* _EXTRACTED INFORMATION_
-.-.-
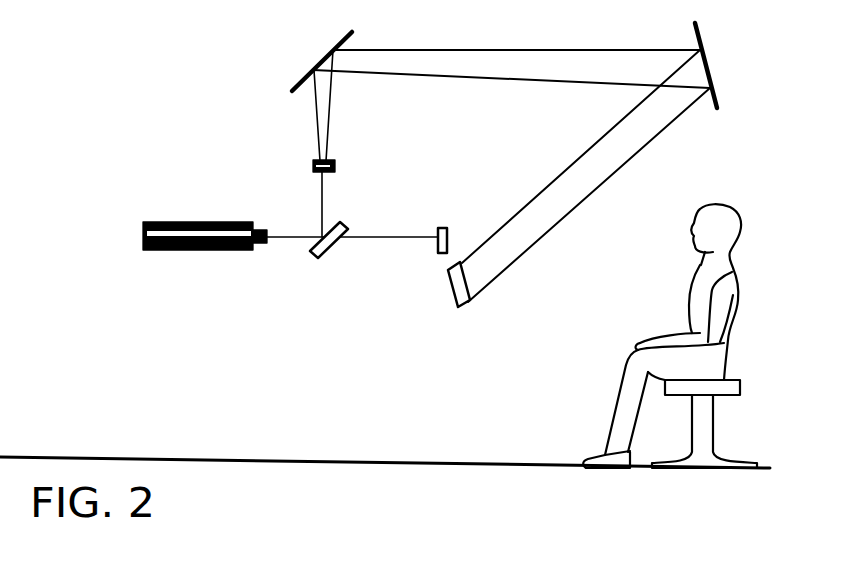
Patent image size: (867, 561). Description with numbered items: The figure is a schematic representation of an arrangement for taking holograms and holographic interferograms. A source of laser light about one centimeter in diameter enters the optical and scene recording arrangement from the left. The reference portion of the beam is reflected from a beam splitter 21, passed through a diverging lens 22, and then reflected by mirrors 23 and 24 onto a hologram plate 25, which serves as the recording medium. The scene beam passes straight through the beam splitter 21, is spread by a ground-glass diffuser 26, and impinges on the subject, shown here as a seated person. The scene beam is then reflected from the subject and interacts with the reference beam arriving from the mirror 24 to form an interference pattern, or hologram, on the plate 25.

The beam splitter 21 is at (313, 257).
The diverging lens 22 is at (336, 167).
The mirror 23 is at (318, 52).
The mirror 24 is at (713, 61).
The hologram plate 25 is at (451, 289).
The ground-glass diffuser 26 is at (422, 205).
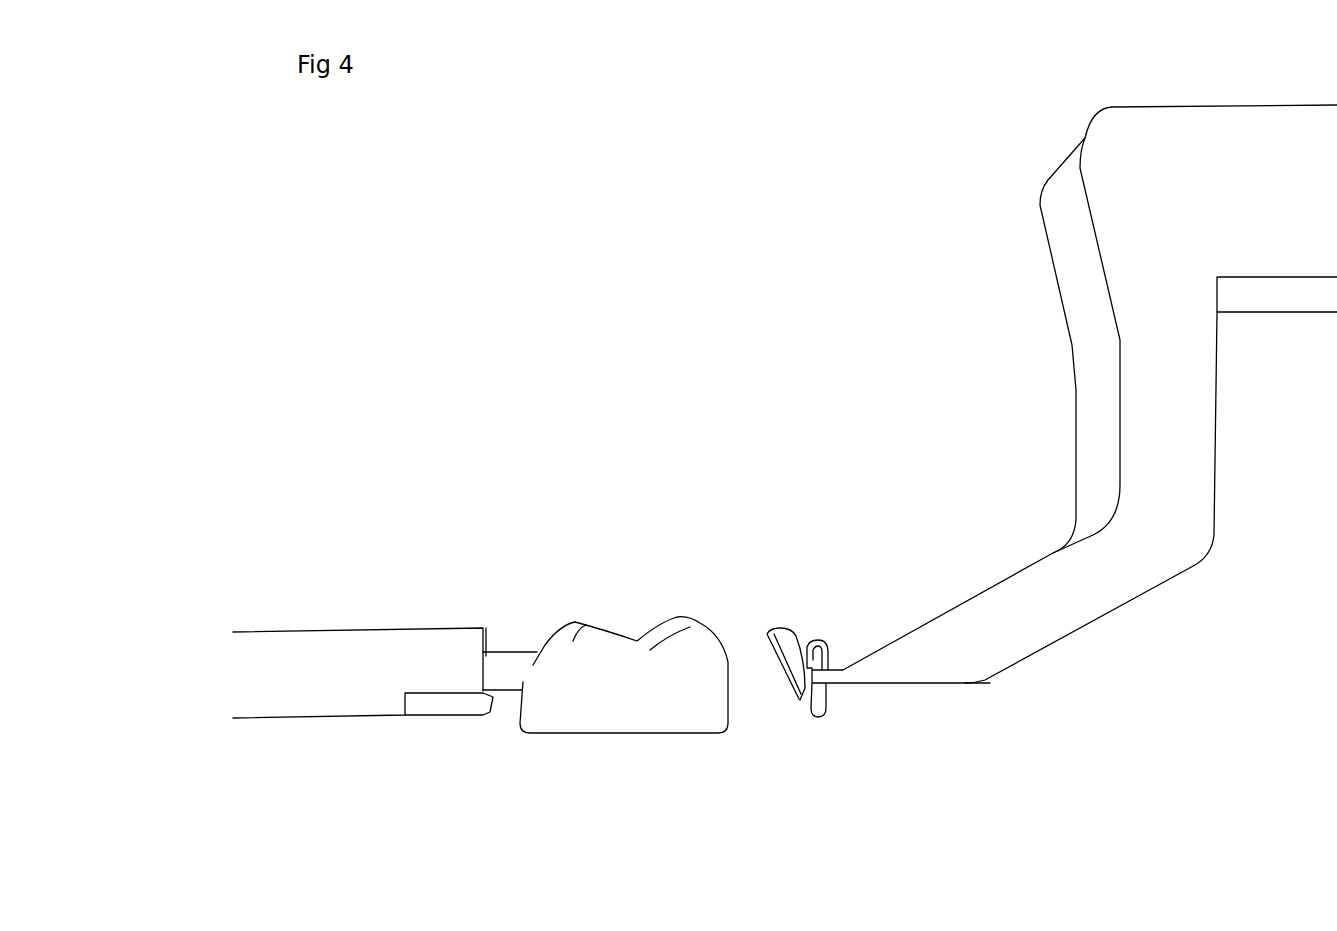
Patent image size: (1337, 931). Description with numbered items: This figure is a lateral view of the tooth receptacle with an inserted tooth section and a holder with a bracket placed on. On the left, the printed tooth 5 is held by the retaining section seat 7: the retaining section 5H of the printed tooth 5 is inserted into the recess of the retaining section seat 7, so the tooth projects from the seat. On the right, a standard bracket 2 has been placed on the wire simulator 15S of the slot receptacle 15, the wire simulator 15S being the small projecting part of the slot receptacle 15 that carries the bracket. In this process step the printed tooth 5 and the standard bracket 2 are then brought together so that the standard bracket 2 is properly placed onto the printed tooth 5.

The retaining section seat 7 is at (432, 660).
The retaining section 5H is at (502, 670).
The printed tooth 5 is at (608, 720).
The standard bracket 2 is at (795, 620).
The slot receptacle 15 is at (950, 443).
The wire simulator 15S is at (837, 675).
-.-.-
* _REQUEST_
Copy out the stretch of lines from the one containing "Patent image size: (1337, 931)." through the one containing "The retaining section seat 7 is", exactly as they stand.

* _WRITTEN ANSWER_
Patent image size: (1337, 931). Description with numbered items: This figure is a lateral view of the tooth receptacle with an inserted tooth section and a holder with a bracket placed on. On the left, the printed tooth 5 is held by the retaining section seat 7: the retaining section 5H of the printed tooth 5 is inserted into the recess of the retaining section seat 7, so the tooth projects from the seat. On the right, a standard bracket 2 has been placed on the wire simulator 15S of the slot receptacle 15, the wire simulator 15S being the small projecting part of the slot receptacle 15 that carries the bracket. In this process step the printed tooth 5 and the standard bracket 2 are then brought together so that the standard bracket 2 is properly placed onto the printed tooth 5.

The retaining section seat 7 is at (432, 660).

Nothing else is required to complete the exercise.